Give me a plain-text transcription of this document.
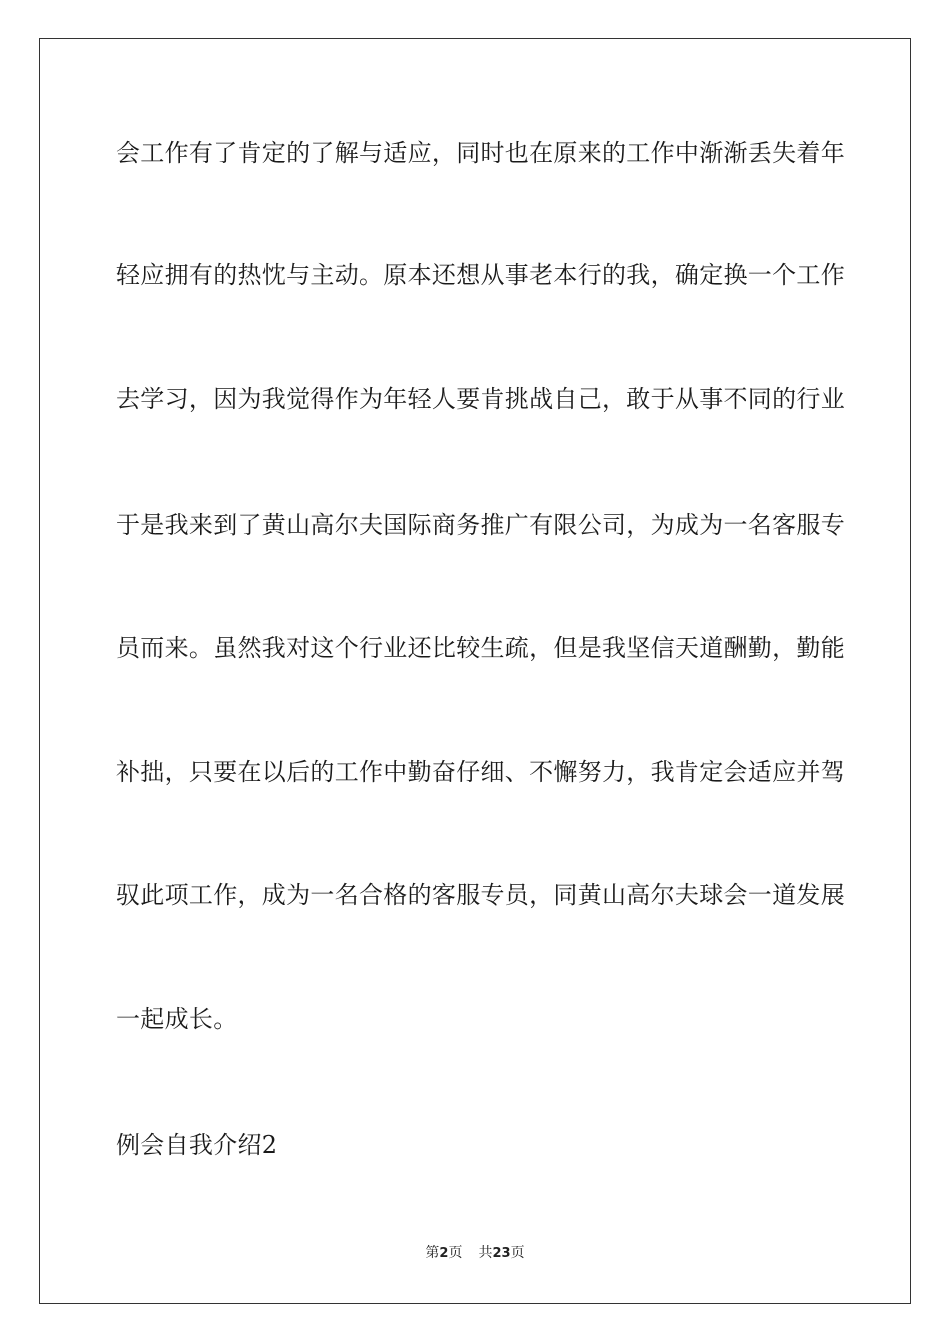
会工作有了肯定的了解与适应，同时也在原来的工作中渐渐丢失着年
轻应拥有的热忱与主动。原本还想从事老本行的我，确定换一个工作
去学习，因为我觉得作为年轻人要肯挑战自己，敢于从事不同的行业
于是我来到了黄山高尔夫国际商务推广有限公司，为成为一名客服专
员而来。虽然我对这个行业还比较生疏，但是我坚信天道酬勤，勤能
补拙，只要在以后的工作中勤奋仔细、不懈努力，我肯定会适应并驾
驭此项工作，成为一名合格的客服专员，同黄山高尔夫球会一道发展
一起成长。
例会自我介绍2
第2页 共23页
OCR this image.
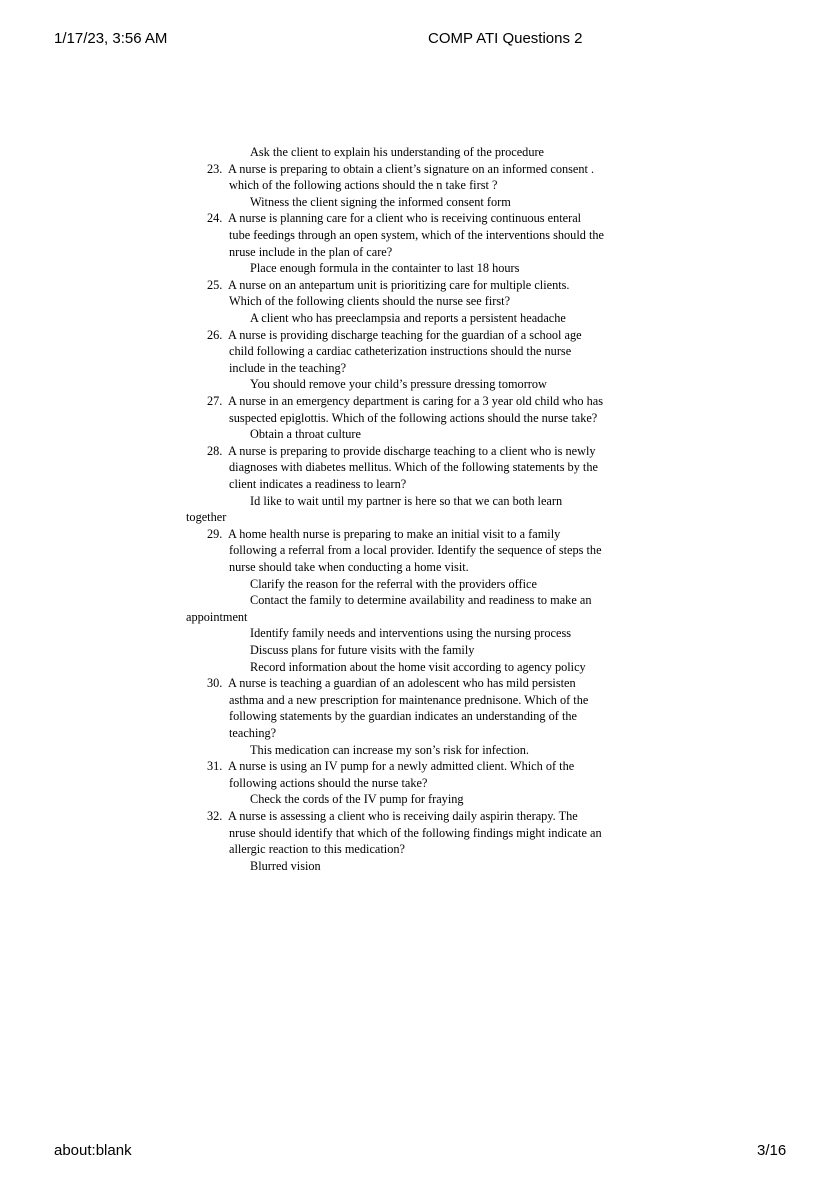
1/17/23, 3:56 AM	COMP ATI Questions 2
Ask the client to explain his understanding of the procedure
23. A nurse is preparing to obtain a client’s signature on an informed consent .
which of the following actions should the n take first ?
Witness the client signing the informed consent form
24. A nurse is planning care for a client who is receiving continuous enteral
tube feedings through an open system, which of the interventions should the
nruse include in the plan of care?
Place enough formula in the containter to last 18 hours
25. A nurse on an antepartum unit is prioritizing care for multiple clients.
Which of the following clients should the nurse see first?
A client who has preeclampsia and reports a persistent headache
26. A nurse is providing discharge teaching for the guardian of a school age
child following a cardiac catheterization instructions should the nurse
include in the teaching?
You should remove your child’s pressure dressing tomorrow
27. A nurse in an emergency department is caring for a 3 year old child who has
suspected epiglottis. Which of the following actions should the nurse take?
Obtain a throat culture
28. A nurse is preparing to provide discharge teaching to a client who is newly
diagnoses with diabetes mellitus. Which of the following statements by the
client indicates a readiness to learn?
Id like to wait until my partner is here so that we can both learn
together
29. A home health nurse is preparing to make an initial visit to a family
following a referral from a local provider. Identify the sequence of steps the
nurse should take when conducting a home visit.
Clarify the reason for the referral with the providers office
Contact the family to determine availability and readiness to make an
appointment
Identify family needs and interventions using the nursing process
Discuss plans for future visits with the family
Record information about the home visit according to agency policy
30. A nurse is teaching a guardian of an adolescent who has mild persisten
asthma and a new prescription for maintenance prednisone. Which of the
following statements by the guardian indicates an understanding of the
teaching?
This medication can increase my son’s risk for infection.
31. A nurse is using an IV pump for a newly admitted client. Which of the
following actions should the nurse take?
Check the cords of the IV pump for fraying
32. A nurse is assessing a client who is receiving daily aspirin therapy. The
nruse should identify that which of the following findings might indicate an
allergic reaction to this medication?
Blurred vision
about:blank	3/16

#####

> Written exercise
Find the word "preparing" in the material, then list each line that holds it.

> Result below
23. A nurse is preparing to obtain a client’s signature on an informed consent .
28. A nurse is preparing to provide discharge teaching to a client who is newly
29. A home health nurse is preparing to make an initial visit to a family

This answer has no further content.